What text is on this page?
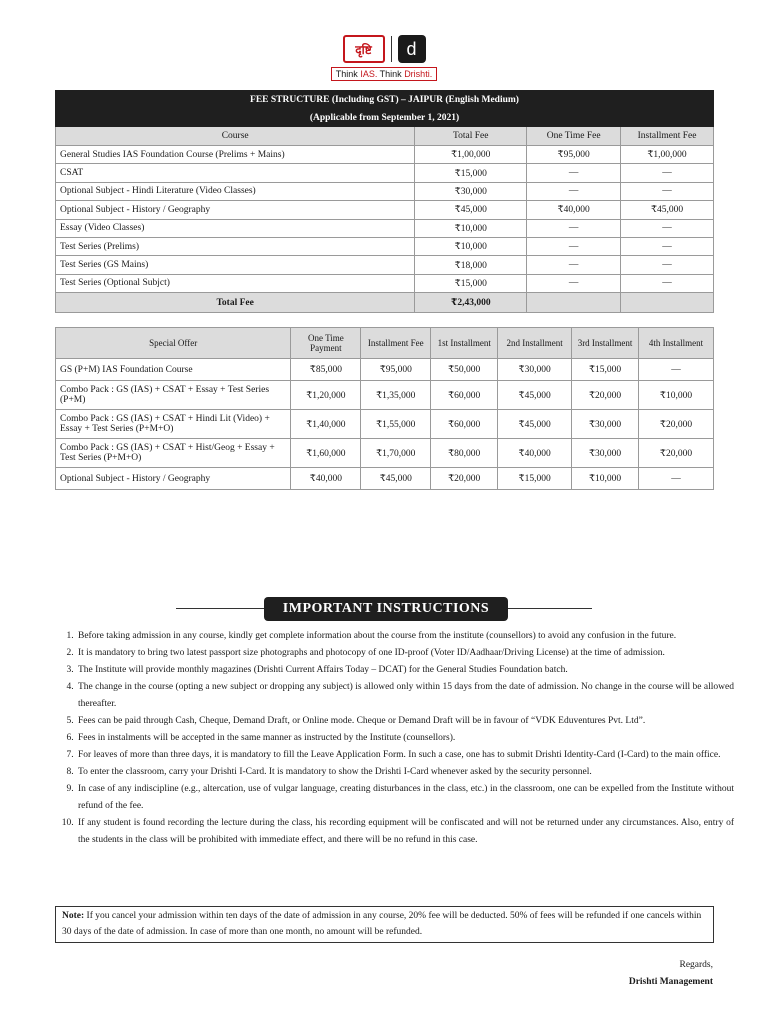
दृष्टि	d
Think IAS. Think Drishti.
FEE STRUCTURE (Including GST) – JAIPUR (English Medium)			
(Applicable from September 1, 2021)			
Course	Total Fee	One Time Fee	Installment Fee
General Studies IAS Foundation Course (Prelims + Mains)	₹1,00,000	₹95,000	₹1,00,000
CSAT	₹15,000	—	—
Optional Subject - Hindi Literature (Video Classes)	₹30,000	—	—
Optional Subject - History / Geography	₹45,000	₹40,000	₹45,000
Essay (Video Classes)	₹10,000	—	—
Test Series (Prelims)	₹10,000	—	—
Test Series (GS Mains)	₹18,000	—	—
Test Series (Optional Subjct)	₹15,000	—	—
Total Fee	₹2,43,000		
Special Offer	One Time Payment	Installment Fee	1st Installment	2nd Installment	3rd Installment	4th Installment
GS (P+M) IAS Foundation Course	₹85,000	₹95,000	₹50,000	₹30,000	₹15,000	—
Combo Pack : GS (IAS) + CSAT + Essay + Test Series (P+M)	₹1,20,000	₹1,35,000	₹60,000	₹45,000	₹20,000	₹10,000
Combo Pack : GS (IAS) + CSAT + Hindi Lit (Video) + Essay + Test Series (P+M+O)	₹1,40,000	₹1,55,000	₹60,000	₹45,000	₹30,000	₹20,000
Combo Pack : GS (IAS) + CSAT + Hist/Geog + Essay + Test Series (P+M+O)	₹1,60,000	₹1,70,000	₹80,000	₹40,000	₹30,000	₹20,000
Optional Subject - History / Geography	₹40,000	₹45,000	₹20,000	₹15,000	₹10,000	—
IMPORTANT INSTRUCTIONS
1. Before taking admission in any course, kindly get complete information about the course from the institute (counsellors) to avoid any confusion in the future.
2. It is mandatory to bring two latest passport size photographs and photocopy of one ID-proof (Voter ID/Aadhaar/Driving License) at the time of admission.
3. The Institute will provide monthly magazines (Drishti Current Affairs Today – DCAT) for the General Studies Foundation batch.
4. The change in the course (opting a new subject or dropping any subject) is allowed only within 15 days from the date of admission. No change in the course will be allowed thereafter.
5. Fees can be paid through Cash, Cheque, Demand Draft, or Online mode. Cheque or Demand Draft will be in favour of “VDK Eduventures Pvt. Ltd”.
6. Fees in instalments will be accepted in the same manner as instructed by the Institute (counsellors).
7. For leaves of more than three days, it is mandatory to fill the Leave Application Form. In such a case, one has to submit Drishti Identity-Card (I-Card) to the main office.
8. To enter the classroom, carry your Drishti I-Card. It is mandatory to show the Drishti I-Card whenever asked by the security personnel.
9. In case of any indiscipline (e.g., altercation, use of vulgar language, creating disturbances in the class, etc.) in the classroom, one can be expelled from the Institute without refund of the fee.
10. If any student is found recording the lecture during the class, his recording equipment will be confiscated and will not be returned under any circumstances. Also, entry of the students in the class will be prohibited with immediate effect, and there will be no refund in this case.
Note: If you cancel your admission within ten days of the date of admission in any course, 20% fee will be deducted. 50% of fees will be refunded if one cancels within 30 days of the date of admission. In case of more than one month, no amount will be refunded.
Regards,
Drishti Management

━━━━━━━━━━━━━━━━

◆ **Given instruction**
Quote the records above in full, dropping each picture.

◆ **Reply to the task**
What text is on this page?
दृष्टि	d
Think IAS. Think Drishti.
FEE STRUCTURE (Including GST) – JAIPUR (English Medium)			
(Applicable from September 1, 2021)			
Course	Total Fee	One Time Fee	Installment Fee
General Studies IAS Foundation Course (Prelims + Mains)	₹1,00,000	₹95,000	₹1,00,000
CSAT	₹15,000	—	—
Optional Subject - Hindi Literature (Video Classes)	₹30,000	—	—
Optional Subject - History / Geography	₹45,000	₹40,000	₹45,000
Essay (Video Classes)	₹10,000	—	—
Test Series (Prelims)	₹10,000	—	—
Test Series (GS Mains)	₹18,000	—	—
Test Series (Optional Subjct)	₹15,000	—	—
Total Fee	₹2,43,000		
Special Offer	One Time Payment	Installment Fee	1st Installment	2nd Installment	3rd Installment	4th Installment
GS (P+M) IAS Foundation Course	₹85,000	₹95,000	₹50,000	₹30,000	₹15,000	—
Combo Pack : GS (IAS) + CSAT + Essay + Test Series (P+M)	₹1,20,000	₹1,35,000	₹60,000	₹45,000	₹20,000	₹10,000
Combo Pack : GS (IAS) + CSAT + Hindi Lit (Video) + Essay + Test Series (P+M+O)	₹1,40,000	₹1,55,000	₹60,000	₹45,000	₹30,000	₹20,000
Combo Pack : GS (IAS) + CSAT + Hist/Geog + Essay + Test Series (P+M+O)	₹1,60,000	₹1,70,000	₹80,000	₹40,000	₹30,000	₹20,000
Optional Subject - History / Geography	₹40,000	₹45,000	₹20,000	₹15,000	₹10,000	—
IMPORTANT INSTRUCTIONS
1. Before taking admission in any course, kindly get complete information about the course from the institute (counsellors) to avoid any confusion in the future.
2. It is mandatory to bring two latest passport size photographs and photocopy of one ID-proof (Voter ID/Aadhaar/Driving License) at the time of admission.
3. The Institute will provide monthly magazines (Drishti Current Affairs Today – DCAT) for the General Studies Foundation batch.
4. The change in the course (opting a new subject or dropping any subject) is allowed only within 15 days from the date of admission. No change in the course will be allowed thereafter.
5. Fees can be paid through Cash, Cheque, Demand Draft, or Online mode. Cheque or Demand Draft will be in favour of “VDK Eduventures Pvt. Ltd”.
6. Fees in instalments will be accepted in the same manner as instructed by the Institute (counsellors).
7. For leaves of more than three days, it is mandatory to fill the Leave Application Form. In such a case, one has to submit Drishti Identity-Card (I-Card) to the main office.
8. To enter the classroom, carry your Drishti I-Card. It is mandatory to show the Drishti I-Card whenever asked by the security personnel.
9. In case of any indiscipline (e.g., altercation, use of vulgar language, creating disturbances in the class, etc.) in the classroom, one can be expelled from the Institute without refund of the fee.
10. If any student is found recording the lecture during the class, his recording equipment will be confiscated and will not be returned under any circumstances. Also, entry of the students in the class will be prohibited with immediate effect, and there will be no refund in this case.
Note: If you cancel your admission within ten days of the date of admission in any course, 20% fee will be deducted. 50% of fees will be refunded if one cancels within 30 days of the date of admission. In case of more than one month, no amount will be refunded.
Regards,
Drishti Management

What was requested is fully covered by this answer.